Provided text
Can you match

Light bulbs 1 and 2 with their reflections A and B in a CD, Theuns Jordaan’s Koue Vuur in this case, though it shouldn’t really matter. :smiley:;attach=840;image;attach=842;image;attach=844;image

My guess: Globe 1 goes with reflection B.

Quite right … how did you arrive?



I arrived at the right answer via a quite wrong route. I knew that energy saving light bulbs tended to have only discreet wavelengths of light, but I didn’t notice the effect in the photo, for a reason that neatly illustrates how one’s subconscious biases can bedevil thought and indeed even observation. It’s a long story, so bear with me.

I am interested in, among other things, art. On the art message boards I hang out on, there are sometimes discussions about the merits of various light bulbs to use in the studio, or to use to illuminate art in museums. Many artists feel that energy saving light bulbs are no good, because they don’t have the entire spectrum, and thus if you use them in your studio, you may not see the true colours of your paints. I have never experimented with this; I assumed that with some energy saving light bulbs, perhaps entire colours are missing from their spectrum. And this is what was sort of non-explicitly stuck in my head, so I first checked the two spectra to see if any colours are obviously missing in one. I couldn’t see this in your photos, and thus I never paid careful attention to the level of discreetness of the colour bands. It was right in front me, yet I did not notice it because I wasn’t looking for it.

Source records:
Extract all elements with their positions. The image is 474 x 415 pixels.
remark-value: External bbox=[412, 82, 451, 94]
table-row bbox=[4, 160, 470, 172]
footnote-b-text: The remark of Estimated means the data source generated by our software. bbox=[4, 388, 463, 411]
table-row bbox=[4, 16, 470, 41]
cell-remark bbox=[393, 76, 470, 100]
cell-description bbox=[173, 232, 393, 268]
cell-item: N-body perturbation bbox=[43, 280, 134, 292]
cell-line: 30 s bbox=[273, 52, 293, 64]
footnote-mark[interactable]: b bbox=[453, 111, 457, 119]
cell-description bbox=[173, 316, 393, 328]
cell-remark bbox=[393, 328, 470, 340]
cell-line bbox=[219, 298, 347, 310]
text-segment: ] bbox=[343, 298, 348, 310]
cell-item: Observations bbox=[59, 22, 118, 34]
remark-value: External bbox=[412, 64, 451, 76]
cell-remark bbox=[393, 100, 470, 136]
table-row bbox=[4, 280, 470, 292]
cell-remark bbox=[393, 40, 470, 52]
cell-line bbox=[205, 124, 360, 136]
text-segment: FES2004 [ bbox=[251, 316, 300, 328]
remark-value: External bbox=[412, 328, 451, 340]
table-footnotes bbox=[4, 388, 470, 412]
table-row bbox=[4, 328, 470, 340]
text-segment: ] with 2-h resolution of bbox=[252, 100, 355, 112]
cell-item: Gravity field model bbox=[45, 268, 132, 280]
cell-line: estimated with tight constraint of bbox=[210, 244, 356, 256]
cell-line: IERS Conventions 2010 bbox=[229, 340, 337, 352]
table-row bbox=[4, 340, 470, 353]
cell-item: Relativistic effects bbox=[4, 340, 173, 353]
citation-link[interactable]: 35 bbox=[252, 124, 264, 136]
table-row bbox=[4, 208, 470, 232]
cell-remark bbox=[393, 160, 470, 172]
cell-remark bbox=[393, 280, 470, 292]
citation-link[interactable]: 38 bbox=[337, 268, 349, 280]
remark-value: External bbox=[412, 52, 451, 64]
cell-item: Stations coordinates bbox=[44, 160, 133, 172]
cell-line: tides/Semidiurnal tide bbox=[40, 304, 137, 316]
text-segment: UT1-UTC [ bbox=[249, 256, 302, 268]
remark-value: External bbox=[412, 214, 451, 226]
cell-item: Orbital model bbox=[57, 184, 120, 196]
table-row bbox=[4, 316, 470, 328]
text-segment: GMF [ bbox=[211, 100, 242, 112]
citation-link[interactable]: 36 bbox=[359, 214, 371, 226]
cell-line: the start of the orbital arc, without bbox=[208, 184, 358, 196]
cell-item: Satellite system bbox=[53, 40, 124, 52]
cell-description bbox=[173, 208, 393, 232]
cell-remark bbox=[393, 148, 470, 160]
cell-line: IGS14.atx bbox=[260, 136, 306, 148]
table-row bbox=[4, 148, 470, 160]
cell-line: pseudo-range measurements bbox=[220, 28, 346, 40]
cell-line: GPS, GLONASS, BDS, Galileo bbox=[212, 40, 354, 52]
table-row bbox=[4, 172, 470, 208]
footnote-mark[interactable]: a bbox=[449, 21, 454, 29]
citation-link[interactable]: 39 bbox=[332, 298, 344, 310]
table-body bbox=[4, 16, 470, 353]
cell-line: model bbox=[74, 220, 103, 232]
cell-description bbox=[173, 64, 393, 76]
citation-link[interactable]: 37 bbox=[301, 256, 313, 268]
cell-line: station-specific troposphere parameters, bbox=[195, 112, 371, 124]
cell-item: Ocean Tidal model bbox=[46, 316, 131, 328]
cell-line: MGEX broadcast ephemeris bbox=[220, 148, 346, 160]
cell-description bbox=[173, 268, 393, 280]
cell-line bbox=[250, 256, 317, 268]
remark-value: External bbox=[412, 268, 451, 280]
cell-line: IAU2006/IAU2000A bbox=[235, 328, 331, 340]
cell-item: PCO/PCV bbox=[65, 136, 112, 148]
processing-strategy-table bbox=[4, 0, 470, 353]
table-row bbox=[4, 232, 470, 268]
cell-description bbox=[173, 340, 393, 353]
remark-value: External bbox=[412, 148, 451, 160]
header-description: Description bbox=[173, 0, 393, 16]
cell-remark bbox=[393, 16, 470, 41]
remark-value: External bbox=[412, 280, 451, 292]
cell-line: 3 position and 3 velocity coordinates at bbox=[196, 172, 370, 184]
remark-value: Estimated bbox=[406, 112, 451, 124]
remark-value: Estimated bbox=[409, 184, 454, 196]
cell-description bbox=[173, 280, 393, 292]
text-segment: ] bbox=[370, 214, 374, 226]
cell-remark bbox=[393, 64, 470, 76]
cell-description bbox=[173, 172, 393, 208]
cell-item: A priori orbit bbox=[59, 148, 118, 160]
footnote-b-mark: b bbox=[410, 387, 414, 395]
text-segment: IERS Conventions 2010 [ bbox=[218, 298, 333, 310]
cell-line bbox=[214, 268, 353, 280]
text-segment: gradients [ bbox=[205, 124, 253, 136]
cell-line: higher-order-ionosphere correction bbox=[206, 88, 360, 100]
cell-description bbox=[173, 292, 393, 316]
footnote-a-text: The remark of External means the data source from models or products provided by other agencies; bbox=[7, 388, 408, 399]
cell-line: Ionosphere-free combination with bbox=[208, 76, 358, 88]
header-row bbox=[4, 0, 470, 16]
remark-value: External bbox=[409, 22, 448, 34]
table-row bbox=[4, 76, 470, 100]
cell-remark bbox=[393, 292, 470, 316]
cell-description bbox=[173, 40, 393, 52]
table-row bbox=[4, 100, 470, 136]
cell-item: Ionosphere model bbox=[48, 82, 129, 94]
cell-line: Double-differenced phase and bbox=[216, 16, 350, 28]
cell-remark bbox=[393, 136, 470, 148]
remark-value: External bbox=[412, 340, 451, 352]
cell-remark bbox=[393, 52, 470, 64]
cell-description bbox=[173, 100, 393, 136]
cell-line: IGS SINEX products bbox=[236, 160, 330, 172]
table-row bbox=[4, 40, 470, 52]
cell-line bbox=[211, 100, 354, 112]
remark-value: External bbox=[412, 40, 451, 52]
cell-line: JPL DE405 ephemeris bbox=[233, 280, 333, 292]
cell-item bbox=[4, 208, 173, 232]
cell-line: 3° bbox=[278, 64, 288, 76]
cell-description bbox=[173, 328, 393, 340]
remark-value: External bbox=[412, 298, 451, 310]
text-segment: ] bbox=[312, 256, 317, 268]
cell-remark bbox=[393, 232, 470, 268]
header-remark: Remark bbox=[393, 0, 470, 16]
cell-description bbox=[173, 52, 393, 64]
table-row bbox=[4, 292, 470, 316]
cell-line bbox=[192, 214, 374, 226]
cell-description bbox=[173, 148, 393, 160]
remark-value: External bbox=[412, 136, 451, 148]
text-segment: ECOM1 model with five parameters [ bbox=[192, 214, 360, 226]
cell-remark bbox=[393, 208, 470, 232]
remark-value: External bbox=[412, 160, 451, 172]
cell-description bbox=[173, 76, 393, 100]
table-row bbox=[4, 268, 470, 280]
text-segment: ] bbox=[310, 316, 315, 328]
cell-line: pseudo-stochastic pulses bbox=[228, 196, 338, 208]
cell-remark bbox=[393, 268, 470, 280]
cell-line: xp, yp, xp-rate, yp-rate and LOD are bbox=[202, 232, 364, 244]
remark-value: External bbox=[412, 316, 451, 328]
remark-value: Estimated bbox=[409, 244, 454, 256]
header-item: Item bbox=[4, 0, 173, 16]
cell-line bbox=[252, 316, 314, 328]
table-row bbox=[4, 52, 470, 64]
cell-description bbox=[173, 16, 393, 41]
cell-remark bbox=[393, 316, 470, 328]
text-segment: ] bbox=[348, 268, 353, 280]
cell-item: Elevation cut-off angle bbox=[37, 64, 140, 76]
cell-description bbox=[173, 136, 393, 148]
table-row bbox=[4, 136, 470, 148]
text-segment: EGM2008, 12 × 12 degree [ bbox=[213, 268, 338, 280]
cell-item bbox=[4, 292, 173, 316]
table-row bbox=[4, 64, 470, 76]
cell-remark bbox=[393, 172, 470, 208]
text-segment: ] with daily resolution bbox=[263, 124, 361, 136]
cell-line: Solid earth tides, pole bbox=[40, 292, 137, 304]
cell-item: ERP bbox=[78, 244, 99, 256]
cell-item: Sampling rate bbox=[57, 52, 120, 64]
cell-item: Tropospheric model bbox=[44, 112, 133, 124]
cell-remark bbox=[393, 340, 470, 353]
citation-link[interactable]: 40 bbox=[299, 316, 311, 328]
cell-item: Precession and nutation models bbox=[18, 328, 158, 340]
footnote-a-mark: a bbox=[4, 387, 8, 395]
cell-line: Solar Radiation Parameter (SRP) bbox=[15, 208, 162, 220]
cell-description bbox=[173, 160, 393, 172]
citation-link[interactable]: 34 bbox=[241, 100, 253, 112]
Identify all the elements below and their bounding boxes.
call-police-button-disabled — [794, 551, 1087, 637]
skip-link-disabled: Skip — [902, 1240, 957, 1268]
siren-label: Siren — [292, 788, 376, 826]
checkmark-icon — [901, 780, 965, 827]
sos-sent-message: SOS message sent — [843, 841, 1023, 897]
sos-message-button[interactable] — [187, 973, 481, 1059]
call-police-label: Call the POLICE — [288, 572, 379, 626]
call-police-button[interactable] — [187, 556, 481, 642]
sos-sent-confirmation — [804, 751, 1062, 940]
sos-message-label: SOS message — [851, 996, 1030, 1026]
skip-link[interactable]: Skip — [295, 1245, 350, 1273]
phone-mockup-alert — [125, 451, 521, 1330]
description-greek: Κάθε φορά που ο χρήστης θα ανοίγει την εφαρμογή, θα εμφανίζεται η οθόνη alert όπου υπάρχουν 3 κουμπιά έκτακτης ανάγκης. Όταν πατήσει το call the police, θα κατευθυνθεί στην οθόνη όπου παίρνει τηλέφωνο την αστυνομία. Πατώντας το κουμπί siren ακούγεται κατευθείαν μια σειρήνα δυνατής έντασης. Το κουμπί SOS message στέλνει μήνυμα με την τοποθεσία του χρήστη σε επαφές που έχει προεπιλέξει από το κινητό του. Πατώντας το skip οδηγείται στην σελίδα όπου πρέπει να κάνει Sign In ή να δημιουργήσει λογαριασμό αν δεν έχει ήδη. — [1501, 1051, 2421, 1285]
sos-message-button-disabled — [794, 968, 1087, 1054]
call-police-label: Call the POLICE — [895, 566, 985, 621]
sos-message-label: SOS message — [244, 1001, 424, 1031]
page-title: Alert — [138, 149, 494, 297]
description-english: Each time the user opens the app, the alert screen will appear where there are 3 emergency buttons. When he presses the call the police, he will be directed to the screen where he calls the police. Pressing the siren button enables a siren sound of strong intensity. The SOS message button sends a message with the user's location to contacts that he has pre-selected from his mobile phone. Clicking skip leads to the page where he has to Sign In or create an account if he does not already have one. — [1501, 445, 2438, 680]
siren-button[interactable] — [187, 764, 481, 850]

Task item
Please continue the forum thread about matching light bulbs to their reflections in a CD, starting right after its final sentence.

Result
Instead I then looked at the shape of the reflections. I noticed that in one, the reflections were light bulb shaped. In the two light bulbs, the energy saving one is opaque, and therefore its reflection would have a clearly defined bulb shape, whereas in the incandescent bulb, the bulb is transparent, and presumably, with an unclear reflection off a CD, its shape would be too complex to be clearly visible because you would be looking at the glowing tungsten wire itself, plus perhaps bits of the glass bulb. Or at least, that was my argument. It is not quite what your web page says! :slight_smile:

In fact, I can’t quite follow the page, especially its explanation of why the colours are split in the first place.

I have seen a page on the web where they explain how you can use an old CD to make a spectroscope that is good enough to actually show absorption lines in sunlight. Pretty neat!

This may very well be. When colour-matching high end industrial paints to their standards (basically master swatches), the visual comparison under different light sources serves as valuable check for metamerism. Two paints are said to be metameric if they look the same under, say, sunlight but are different under fluorescent light. This usually points to the use of suboptimal pigmentation blends. That is, there may be several combinations of pigments that will match a colour under incandescent light alone, but only a few that will match under both incandescent and fluorescent.

Anyway, the point is that the colour is demonstrably dependent on the type of light falling on it. So I won’t be surprised if an artist with good memory for colour finds that there is something amiss when he looks at his work under a different light source.

For the same reason, if you are buying a car with painted bumpers, make sure that you compare the body with the bumpers not only under the dealership’s in store lighting, but also outside in the sun. If you really want to nit pick, have a look at it under a halogen streetlamp at night as well.


I doubt if I’ll ever be able to afford a car. In the days when I could still afford red meat, I learned to take meats out of the supermarket fridge to inspect it - they often have reddish lights in the fridges that make the meat look more red and fresh.

A long time ago I was looking for a (cheap) way to erase an EPROM chip, which is done using UV light.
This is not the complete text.